:: AVAILABLE DATA ::
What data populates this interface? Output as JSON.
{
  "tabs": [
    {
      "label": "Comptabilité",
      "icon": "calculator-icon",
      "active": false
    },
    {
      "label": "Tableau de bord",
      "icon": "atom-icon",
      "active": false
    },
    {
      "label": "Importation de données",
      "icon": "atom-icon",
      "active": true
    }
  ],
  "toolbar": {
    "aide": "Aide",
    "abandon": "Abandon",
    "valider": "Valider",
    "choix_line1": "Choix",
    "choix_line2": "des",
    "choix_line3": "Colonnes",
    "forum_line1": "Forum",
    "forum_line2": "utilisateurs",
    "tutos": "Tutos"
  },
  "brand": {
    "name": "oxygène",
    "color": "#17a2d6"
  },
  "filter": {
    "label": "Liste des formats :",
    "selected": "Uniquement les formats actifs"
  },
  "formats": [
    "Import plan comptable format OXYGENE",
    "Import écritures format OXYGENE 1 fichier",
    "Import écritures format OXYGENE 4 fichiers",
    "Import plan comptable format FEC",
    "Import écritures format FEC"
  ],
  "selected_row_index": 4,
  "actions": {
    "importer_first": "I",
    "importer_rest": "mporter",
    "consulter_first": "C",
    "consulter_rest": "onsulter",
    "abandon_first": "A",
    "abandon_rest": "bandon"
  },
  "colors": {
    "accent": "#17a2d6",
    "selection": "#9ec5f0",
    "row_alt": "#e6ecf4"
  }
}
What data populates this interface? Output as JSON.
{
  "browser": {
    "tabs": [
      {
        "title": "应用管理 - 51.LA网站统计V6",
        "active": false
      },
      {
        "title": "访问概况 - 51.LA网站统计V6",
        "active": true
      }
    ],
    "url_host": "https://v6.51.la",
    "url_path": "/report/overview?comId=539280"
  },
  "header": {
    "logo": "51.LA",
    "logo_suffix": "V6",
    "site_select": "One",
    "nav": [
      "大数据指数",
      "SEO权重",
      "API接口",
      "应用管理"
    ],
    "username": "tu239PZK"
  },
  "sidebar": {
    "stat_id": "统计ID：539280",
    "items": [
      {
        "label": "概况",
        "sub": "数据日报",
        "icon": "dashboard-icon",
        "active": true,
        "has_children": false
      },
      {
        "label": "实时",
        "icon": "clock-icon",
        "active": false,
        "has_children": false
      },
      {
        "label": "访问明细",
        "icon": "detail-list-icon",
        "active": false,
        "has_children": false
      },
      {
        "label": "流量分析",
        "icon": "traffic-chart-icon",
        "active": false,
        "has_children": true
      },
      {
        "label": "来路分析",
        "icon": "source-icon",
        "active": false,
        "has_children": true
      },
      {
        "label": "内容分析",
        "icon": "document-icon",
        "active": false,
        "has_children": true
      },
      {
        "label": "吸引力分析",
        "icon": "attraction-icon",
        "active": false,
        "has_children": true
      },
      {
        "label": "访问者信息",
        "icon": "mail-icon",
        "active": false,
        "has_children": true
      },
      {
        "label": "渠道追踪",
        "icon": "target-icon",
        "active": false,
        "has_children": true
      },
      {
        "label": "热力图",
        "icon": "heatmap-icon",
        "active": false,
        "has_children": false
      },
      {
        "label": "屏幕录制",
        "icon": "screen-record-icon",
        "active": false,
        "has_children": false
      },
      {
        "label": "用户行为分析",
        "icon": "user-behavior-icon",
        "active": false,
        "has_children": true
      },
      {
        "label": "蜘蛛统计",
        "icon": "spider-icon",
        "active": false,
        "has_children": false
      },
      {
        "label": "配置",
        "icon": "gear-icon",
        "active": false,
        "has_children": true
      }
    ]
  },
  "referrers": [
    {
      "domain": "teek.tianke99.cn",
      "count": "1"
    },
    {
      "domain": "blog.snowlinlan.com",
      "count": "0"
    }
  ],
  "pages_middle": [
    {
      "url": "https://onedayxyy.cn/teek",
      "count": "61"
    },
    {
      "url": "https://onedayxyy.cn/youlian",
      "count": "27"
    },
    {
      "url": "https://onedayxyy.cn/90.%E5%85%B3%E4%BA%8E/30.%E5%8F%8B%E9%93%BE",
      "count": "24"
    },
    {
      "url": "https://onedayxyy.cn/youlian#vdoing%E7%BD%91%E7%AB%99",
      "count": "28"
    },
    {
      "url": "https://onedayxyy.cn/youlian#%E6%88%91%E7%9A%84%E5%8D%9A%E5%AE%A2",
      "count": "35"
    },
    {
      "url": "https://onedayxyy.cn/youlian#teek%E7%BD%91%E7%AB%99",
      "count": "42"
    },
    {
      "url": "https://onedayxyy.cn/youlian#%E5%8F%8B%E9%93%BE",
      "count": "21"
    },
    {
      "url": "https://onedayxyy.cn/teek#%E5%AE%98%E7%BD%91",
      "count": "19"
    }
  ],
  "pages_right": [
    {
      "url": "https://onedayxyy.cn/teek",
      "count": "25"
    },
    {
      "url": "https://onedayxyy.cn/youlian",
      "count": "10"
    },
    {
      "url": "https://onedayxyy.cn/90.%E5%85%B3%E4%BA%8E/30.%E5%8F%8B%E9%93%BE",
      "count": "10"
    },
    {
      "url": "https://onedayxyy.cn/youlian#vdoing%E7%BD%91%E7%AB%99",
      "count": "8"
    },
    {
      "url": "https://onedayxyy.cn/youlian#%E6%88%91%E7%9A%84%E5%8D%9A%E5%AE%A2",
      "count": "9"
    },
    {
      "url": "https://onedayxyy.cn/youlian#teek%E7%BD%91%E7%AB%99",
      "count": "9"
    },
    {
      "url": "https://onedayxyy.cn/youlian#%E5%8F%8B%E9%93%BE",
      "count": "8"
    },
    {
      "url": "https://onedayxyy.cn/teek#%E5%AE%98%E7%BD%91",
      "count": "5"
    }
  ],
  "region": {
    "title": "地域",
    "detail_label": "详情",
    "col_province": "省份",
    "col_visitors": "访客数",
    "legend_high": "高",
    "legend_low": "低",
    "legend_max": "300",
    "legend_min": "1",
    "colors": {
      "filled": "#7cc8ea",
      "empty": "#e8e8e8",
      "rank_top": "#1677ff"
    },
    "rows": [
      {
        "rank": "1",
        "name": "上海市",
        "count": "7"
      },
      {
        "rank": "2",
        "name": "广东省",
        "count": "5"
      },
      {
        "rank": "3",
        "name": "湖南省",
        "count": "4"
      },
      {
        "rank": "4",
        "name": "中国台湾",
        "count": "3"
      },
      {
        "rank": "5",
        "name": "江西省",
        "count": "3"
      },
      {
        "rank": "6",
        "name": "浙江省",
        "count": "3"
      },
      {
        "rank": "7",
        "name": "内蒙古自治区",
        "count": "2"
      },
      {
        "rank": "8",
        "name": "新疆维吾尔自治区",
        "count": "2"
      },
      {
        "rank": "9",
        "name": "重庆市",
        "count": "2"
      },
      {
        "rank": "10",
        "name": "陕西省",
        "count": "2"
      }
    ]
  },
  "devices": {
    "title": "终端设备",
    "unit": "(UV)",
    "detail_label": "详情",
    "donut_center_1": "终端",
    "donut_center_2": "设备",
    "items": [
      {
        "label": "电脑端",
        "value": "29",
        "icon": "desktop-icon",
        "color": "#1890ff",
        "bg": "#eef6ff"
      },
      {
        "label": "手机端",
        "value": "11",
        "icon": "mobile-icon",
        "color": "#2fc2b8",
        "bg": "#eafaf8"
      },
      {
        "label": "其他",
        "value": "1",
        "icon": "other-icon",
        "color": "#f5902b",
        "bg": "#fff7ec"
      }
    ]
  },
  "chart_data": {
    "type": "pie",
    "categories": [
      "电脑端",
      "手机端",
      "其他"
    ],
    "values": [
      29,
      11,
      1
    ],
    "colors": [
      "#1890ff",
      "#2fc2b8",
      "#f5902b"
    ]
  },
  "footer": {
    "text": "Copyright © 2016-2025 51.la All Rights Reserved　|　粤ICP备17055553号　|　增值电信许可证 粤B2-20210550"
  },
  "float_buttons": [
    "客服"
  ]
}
:::
GOAL:
Copy out every line with the word "OXYGENE".

FINAL RESULT:
    "Import plan comptable format OXYGENE",
    "Import écritures format OXYGENE 1 fichier",
    "Import écritures format OXYGENE 4 fichiers",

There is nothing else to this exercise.